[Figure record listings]
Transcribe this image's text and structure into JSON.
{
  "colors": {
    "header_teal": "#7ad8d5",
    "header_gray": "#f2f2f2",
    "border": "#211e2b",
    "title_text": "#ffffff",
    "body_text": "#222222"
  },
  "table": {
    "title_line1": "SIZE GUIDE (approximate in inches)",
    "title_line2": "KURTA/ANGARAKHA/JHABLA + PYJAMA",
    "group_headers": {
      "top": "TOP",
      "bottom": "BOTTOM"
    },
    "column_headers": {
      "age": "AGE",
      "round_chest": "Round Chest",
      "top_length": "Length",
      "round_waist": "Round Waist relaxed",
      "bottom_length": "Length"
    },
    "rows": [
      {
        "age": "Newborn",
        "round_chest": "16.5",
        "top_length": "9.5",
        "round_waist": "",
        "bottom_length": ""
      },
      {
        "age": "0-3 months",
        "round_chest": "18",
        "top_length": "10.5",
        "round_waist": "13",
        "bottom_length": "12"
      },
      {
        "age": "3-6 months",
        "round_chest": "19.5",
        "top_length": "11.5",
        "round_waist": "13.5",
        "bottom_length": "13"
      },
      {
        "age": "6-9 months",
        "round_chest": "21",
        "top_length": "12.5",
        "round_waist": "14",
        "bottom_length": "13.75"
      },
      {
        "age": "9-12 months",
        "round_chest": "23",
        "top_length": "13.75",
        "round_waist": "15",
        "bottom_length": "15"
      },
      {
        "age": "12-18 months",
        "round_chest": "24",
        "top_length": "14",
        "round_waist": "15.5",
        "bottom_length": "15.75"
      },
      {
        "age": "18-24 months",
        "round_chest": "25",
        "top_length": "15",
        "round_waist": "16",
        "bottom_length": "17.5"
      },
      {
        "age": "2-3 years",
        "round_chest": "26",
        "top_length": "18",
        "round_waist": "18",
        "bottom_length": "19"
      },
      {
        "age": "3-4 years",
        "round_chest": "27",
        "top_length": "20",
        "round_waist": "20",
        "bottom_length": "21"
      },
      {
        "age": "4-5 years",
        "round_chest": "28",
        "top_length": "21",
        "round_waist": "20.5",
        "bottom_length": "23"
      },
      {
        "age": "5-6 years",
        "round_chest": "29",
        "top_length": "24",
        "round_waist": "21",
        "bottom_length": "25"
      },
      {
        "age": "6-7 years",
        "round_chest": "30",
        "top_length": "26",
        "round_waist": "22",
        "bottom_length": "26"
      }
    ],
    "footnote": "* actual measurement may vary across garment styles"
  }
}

* Task details
Reproduce each record exactly as it appears.

* Output for this exercise
Transcribe this image's text and structure into JSON.
{
  "colors": {
    "header_teal": "#7ad8d5",
    "header_gray": "#f2f2f2",
    "border": "#211e2b",
    "title_text": "#ffffff",
    "body_text": "#222222"
  },
  "table": {
    "title_line1": "SIZE GUIDE (approximate in inches)",
    "title_line2": "KURTA/ANGARAKHA/JHABLA + PYJAMA",
    "group_headers": {
      "top": "TOP",
      "bottom": "BOTTOM"
    },
    "column_headers": {
      "age": "AGE",
      "round_chest": "Round Chest",
      "top_length": "Length",
      "round_waist": "Round Waist relaxed",
      "bottom_length": "Length"
    },
    "rows": [
      {
        "age": "Newborn",
        "round_chest": "16.5",
        "top_length": "9.5",
        "round_waist": "",
        "bottom_length": ""
      },
      {
        "age": "0-3 months",
        "round_chest": "18",
        "top_length": "10.5",
        "round_waist": "13",
        "bottom_length": "12"
      },
      {
        "age": "3-6 months",
        "round_chest": "19.5",
        "top_length": "11.5",
        "round_waist": "13.5",
        "bottom_length": "13"
      },
      {
        "age": "6-9 months",
        "round_chest": "21",
        "top_length": "12.5",
        "round_waist": "14",
        "bottom_length": "13.75"
      },
      {
        "age": "9-12 months",
        "round_chest": "23",
        "top_length": "13.75",
        "round_waist": "15",
        "bottom_length": "15"
      },
      {
        "age": "12-18 months",
        "round_chest": "24",
        "top_length": "14",
        "round_waist": "15.5",
        "bottom_length": "15.75"
      },
      {
        "age": "18-24 months",
        "round_chest": "25",
        "top_length": "15",
        "round_waist": "16",
        "bottom_length": "17.5"
      },
      {
        "age": "2-3 years",
        "round_chest": "26",
        "top_length": "18",
        "round_waist": "18",
        "bottom_length": "19"
      },
      {
        "age": "3-4 years",
        "round_chest": "27",
        "top_length": "20",
        "round_waist": "20",
        "bottom_length": "21"
      },
      {
        "age": "4-5 years",
        "round_chest": "28",
        "top_length": "21",
        "round_waist": "20.5",
        "bottom_length": "23"
      },
      {
        "age": "5-6 years",
        "round_chest": "29",
        "top_length": "24",
        "round_waist": "21",
        "bottom_length": "25"
      },
      {
        "age": "6-7 years",
        "round_chest": "30",
        "top_length": "26",
        "round_waist": "22",
        "bottom_length": "26"
      }
    ],
    "footnote": "* actual measurement may vary across garment styles"
  }
}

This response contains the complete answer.